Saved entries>
BEGIN
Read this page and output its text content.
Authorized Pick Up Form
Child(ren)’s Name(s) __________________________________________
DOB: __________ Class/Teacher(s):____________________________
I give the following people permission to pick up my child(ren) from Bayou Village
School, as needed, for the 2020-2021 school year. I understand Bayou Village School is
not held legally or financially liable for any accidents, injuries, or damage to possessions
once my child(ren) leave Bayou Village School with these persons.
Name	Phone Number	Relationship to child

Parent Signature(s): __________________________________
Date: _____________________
END
YOUR OBJECTIVE> Exactly as written, please output every entry.

TASK SOLUTION>
Read this page and output its text content.
Authorized Pick Up Form
Child(ren)’s Name(s) __________________________________________
DOB: __________ Class/Teacher(s):____________________________
I give the following people permission to pick up my child(ren) from Bayou Village
School, as needed, for the 2020-2021 school year. I understand Bayou Village School is
not held legally or financially liable for any accidents, injuries, or damage to possessions
once my child(ren) leave Bayou Village School with these persons.
Name	Phone Number	Relationship to child

Parent Signature(s): __________________________________
Date: _____________________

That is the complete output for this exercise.